Given instruction.
Return every record verbatim.

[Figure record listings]
※ ※ ※

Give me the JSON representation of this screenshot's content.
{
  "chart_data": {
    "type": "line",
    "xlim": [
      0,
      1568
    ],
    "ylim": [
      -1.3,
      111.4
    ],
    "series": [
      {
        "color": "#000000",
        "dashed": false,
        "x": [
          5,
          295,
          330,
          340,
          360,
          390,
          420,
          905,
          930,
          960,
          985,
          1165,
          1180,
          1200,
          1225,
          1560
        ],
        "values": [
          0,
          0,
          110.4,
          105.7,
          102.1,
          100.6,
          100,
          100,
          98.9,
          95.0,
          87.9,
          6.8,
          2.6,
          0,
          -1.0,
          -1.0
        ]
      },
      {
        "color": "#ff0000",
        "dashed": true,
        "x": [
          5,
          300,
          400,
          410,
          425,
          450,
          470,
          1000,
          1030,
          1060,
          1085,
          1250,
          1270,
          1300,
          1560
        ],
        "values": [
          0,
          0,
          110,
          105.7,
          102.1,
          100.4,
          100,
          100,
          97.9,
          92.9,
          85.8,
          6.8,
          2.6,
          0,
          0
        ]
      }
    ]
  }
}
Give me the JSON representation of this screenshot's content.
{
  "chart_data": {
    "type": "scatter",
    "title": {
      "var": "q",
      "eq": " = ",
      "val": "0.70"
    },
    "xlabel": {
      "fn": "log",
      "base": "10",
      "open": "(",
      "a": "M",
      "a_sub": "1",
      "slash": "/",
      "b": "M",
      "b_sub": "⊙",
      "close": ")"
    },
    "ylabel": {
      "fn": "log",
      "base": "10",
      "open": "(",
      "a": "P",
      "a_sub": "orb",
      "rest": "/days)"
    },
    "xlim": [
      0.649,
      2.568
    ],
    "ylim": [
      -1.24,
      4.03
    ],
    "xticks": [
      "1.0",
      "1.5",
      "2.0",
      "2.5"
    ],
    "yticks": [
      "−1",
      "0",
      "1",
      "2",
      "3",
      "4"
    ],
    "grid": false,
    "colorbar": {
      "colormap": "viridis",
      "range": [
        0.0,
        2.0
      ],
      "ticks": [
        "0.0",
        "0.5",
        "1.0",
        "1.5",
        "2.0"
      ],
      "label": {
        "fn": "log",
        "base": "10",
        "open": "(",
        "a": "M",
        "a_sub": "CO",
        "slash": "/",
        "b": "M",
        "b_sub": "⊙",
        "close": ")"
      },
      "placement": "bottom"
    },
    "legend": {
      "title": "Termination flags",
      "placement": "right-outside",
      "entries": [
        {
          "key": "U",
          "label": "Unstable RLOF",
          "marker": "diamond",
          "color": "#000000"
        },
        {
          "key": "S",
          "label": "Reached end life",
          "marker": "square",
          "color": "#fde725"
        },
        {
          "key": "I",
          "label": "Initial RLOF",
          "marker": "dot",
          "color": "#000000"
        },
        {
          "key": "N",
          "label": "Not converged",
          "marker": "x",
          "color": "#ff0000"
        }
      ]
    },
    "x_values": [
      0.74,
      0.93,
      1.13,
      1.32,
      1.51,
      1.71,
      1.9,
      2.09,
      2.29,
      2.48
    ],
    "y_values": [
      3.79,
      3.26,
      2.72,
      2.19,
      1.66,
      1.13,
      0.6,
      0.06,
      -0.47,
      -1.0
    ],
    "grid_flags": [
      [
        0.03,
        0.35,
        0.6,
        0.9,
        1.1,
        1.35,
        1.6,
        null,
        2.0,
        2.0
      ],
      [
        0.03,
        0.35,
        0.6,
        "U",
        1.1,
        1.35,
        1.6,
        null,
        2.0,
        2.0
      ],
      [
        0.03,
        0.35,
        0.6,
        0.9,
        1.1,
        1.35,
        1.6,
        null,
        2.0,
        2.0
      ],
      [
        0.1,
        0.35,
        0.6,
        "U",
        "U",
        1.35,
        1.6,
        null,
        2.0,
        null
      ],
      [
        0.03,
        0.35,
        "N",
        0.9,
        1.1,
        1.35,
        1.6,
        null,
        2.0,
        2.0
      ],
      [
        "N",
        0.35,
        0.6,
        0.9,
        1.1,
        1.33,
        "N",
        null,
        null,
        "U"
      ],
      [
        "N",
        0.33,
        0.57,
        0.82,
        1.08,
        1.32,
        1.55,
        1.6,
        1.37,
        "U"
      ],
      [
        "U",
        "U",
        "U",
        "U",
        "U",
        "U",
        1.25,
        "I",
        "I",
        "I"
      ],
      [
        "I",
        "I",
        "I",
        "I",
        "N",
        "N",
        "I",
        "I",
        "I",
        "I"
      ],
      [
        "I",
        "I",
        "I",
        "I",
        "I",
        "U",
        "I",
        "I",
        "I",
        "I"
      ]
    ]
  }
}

※ ※ ※

Task response.
Give me the JSON representation of this screenshot's content.
{
  "chart_data": {
    "type": "line",
    "xlim": [
      0,
      1568
    ],
    "ylim": [
      -1.3,
      111.4
    ],
    "series": [
      {
        "color": "#000000",
        "dashed": false,
        "x": [
          5,
          295,
          330,
          340,
          360,
          390,
          420,
          905,
          930,
          960,
          985,
          1165,
          1180,
          1200,
          1225,
          1560
        ],
        "values": [
          0,
          0,
          110.4,
          105.7,
          102.1,
          100.6,
          100,
          100,
          98.9,
          95.0,
          87.9,
          6.8,
          2.6,
          0,
          -1.0,
          -1.0
        ]
      },
      {
        "color": "#ff0000",
        "dashed": true,
        "x": [
          5,
          300,
          400,
          410,
          425,
          450,
          470,
          1000,
          1030,
          1060,
          1085,
          1250,
          1270,
          1300,
          1560
        ],
        "values": [
          0,
          0,
          110,
          105.7,
          102.1,
          100.4,
          100,
          100,
          97.9,
          92.9,
          85.8,
          6.8,
          2.6,
          0,
          0
        ]
      }
    ]
  }
}
Give me the JSON representation of this screenshot's content.
{
  "chart_data": {
    "type": "scatter",
    "title": {
      "var": "q",
      "eq": " = ",
      "val": "0.70"
    },
    "xlabel": {
      "fn": "log",
      "base": "10",
      "open": "(",
      "a": "M",
      "a_sub": "1",
      "slash": "/",
      "b": "M",
      "b_sub": "⊙",
      "close": ")"
    },
    "ylabel": {
      "fn": "log",
      "base": "10",
      "open": "(",
      "a": "P",
      "a_sub": "orb",
      "rest": "/days)"
    },
    "xlim": [
      0.649,
      2.568
    ],
    "ylim": [
      -1.24,
      4.03
    ],
    "xticks": [
      "1.0",
      "1.5",
      "2.0",
      "2.5"
    ],
    "yticks": [
      "−1",
      "0",
      "1",
      "2",
      "3",
      "4"
    ],
    "grid": false,
    "colorbar": {
      "colormap": "viridis",
      "range": [
        0.0,
        2.0
      ],
      "ticks": [
        "0.0",
        "0.5",
        "1.0",
        "1.5",
        "2.0"
      ],
      "label": {
        "fn": "log",
        "base": "10",
        "open": "(",
        "a": "M",
        "a_sub": "CO",
        "slash": "/",
        "b": "M",
        "b_sub": "⊙",
        "close": ")"
      },
      "placement": "bottom"
    },
    "legend": {
      "title": "Termination flags",
      "placement": "right-outside",
      "entries": [
        {
          "key": "U",
          "label": "Unstable RLOF",
          "marker": "diamond",
          "color": "#000000"
        },
        {
          "key": "S",
          "label": "Reached end life",
          "marker": "square",
          "color": "#fde725"
        },
        {
          "key": "I",
          "label": "Initial RLOF",
          "marker": "dot",
          "color": "#000000"
        },
        {
          "key": "N",
          "label": "Not converged",
          "marker": "x",
          "color": "#ff0000"
        }
      ]
    },
    "x_values": [
      0.74,
      0.93,
      1.13,
      1.32,
      1.51,
      1.71,
      1.9,
      2.09,
      2.29,
      2.48
    ],
    "y_values": [
      3.79,
      3.26,
      2.72,
      2.19,
      1.66,
      1.13,
      0.6,
      0.06,
      -0.47,
      -1.0
    ],
    "grid_flags": [
      [
        0.03,
        0.35,
        0.6,
        0.9,
        1.1,
        1.35,
        1.6,
        null,
        2.0,
        2.0
      ],
      [
        0.03,
        0.35,
        0.6,
        "U",
        1.1,
        1.35,
        1.6,
        null,
        2.0,
        2.0
      ],
      [
        0.03,
        0.35,
        0.6,
        0.9,
        1.1,
        1.35,
        1.6,
        null,
        2.0,
        2.0
      ],
      [
        0.1,
        0.35,
        0.6,
        "U",
        "U",
        1.35,
        1.6,
        null,
        2.0,
        null
      ],
      [
        0.03,
        0.35,
        "N",
        0.9,
        1.1,
        1.35,
        1.6,
        null,
        2.0,
        2.0
      ],
      [
        "N",
        0.35,
        0.6,
        0.9,
        1.1,
        1.33,
        "N",
        null,
        null,
        "U"
      ],
      [
        "N",
        0.33,
        0.57,
        0.82,
        1.08,
        1.32,
        1.55,
        1.6,
        1.37,
        "U"
      ],
      [
        "U",
        "U",
        "U",
        "U",
        "U",
        "U",
        1.25,
        "I",
        "I",
        "I"
      ],
      [
        "I",
        "I",
        "I",
        "I",
        "N",
        "N",
        "I",
        "I",
        "I",
        "I"
      ],
      [
        "I",
        "I",
        "I",
        "I",
        "I",
        "U",
        "I",
        "I",
        "I",
        "I"
      ]
    ]
  }
}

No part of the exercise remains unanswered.